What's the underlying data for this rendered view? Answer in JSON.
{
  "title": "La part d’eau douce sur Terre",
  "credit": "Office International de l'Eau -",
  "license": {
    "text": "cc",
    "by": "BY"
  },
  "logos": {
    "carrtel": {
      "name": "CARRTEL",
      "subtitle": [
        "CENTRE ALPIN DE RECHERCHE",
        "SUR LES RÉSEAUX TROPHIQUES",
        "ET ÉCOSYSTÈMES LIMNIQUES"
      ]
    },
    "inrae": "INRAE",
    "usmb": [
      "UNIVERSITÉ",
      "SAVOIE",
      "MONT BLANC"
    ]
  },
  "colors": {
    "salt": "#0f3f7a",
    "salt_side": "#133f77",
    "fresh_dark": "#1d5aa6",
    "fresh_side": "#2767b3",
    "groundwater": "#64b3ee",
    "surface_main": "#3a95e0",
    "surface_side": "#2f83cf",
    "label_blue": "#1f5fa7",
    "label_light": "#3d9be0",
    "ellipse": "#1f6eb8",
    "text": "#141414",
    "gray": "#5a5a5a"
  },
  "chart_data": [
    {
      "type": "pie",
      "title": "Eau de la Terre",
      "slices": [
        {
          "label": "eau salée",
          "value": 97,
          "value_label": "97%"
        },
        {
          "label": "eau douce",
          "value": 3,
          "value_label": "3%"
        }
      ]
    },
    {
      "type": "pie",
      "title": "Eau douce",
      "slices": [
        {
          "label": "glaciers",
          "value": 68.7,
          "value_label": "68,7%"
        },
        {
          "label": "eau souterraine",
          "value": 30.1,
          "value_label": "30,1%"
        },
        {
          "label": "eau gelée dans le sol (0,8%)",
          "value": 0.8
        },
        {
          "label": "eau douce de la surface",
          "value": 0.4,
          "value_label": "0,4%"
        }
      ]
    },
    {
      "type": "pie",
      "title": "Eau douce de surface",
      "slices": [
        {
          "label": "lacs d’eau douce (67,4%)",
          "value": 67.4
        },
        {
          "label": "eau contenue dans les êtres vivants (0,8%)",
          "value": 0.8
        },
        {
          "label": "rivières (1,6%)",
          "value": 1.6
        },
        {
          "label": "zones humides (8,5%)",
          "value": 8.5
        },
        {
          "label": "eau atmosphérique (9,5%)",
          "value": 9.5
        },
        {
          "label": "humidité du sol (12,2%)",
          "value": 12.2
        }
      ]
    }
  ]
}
—————
Given request: Reproduce the records in full, exactly as written.

Solution:
What's the underlying data for this rendered view? Answer in JSON.
{
  "title": "La part d’eau douce sur Terre",
  "credit": "Office International de l'Eau -",
  "license": {
    "text": "cc",
    "by": "BY"
  },
  "logos": {
    "carrtel": {
      "name": "CARRTEL",
      "subtitle": [
        "CENTRE ALPIN DE RECHERCHE",
        "SUR LES RÉSEAUX TROPHIQUES",
        "ET ÉCOSYSTÈMES LIMNIQUES"
      ]
    },
    "inrae": "INRAE",
    "usmb": [
      "UNIVERSITÉ",
      "SAVOIE",
      "MONT BLANC"
    ]
  },
  "colors": {
    "salt": "#0f3f7a",
    "salt_side": "#133f77",
    "fresh_dark": "#1d5aa6",
    "fresh_side": "#2767b3",
    "groundwater": "#64b3ee",
    "surface_main": "#3a95e0",
    "surface_side": "#2f83cf",
    "label_blue": "#1f5fa7",
    "label_light": "#3d9be0",
    "ellipse": "#1f6eb8",
    "text": "#141414",
    "gray": "#5a5a5a"
  },
  "chart_data": [
    {
      "type": "pie",
      "title": "Eau de la Terre",
      "slices": [
        {
          "label": "eau salée",
          "value": 97,
          "value_label": "97%"
        },
        {
          "label": "eau douce",
          "value": 3,
          "value_label": "3%"
        }
      ]
    },
    {
      "type": "pie",
      "title": "Eau douce",
      "slices": [
        {
          "label": "glaciers",
          "value": 68.7,
          "value_label": "68,7%"
        },
        {
          "label": "eau souterraine",
          "value": 30.1,
          "value_label": "30,1%"
        },
        {
          "label": "eau gelée dans le sol (0,8%)",
          "value": 0.8
        },
        {
          "label": "eau douce de la surface",
          "value": 0.4,
          "value_label": "0,4%"
        }
      ]
    },
    {
      "type": "pie",
      "title": "Eau douce de surface",
      "slices": [
        {
          "label": "lacs d’eau douce (67,4%)",
          "value": 67.4
        },
        {
          "label": "eau contenue dans les êtres vivants (0,8%)",
          "value": 0.8
        },
        {
          "label": "rivières (1,6%)",
          "value": 1.6
        },
        {
          "label": "zones humides (8,5%)",
          "value": 8.5
        },
        {
          "label": "eau atmosphérique (9,5%)",
          "value": 9.5
        },
        {
          "label": "humidité du sol (12,2%)",
          "value": 12.2
        }
      ]
    }
  ]
}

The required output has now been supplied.